Filter the entries below, keeping only lines with the word "المبلغ".

---- Record excerpts

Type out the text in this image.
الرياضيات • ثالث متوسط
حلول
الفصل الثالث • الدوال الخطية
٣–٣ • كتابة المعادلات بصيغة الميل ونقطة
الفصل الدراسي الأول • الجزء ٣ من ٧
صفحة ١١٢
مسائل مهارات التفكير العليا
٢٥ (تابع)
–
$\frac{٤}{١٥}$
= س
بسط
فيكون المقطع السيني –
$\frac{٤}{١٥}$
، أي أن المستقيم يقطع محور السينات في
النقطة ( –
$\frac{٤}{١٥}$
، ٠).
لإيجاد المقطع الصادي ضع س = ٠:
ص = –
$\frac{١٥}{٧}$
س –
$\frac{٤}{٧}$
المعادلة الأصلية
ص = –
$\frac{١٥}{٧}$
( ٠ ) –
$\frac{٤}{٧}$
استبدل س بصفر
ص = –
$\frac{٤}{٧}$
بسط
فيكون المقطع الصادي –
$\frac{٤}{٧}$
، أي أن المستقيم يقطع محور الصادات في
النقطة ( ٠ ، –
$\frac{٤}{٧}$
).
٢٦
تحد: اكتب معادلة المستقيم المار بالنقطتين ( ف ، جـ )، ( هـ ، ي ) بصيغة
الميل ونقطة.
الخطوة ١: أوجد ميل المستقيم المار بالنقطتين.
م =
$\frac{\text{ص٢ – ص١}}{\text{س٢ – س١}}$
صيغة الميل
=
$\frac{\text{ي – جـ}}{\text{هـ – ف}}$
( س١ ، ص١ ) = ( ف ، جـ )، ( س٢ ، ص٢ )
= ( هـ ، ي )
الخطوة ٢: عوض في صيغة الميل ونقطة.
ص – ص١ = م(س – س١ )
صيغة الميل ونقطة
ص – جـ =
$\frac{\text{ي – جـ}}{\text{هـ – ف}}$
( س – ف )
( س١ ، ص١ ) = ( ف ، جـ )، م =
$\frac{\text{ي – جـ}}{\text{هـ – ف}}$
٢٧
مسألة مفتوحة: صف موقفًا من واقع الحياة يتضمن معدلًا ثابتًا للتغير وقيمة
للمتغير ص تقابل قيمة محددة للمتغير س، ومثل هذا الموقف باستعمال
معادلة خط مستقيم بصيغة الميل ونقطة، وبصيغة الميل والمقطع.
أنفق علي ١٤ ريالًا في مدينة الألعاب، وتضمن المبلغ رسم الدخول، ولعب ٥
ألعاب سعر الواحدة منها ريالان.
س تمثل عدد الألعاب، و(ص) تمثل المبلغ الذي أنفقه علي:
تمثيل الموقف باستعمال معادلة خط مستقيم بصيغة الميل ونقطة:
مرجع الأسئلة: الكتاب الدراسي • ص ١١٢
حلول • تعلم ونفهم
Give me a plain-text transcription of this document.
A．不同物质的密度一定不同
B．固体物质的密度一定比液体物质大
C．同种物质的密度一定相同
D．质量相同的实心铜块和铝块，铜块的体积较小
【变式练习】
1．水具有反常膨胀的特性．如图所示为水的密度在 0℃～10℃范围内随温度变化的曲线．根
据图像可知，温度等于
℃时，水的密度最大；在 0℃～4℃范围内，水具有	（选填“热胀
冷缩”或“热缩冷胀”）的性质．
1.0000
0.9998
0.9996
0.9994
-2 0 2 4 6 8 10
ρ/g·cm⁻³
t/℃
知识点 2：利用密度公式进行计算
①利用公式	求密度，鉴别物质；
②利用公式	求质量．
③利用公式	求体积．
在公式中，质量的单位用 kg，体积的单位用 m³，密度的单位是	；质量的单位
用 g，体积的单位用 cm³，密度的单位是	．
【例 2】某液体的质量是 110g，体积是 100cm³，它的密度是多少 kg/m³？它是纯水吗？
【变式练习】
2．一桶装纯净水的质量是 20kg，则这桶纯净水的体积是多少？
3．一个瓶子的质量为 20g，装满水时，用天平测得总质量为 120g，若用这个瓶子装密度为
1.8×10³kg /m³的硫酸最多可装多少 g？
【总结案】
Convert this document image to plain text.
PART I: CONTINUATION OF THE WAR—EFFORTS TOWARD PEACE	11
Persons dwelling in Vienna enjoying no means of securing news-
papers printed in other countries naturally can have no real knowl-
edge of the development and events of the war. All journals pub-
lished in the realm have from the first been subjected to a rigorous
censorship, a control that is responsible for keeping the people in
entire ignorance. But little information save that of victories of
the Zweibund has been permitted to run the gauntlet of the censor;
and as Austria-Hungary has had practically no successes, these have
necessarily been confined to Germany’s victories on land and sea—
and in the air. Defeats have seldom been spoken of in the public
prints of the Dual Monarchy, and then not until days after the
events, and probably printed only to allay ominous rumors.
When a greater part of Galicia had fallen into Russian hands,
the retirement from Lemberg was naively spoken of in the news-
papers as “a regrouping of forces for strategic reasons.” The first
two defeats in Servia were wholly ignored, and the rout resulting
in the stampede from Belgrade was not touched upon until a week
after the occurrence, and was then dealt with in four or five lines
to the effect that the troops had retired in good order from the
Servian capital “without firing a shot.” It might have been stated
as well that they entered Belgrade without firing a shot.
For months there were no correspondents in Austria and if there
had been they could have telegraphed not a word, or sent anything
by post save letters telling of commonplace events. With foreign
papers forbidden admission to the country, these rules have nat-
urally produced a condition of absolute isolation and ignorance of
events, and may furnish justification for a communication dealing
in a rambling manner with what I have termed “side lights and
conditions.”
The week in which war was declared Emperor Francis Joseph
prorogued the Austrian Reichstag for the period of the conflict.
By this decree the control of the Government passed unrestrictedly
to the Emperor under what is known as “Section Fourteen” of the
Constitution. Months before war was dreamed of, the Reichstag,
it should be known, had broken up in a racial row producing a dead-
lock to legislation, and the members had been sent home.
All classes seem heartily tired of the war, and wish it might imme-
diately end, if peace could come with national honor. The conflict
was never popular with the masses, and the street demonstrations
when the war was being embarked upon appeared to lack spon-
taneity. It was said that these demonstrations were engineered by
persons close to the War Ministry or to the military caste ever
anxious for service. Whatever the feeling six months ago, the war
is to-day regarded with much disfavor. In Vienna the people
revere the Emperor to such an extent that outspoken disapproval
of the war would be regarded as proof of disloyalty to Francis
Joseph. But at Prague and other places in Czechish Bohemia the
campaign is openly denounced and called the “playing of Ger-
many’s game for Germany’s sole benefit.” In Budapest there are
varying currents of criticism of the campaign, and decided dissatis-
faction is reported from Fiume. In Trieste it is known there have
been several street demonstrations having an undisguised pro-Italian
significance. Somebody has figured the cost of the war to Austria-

--------

Finished answer:
أنفق علي ١٤ ريالًا في مدينة الألعاب، وتضمن المبلغ رسم الدخول، ولعب ٥
س تمثل عدد الألعاب، و(ص) تمثل المبلغ الذي أنفقه علي:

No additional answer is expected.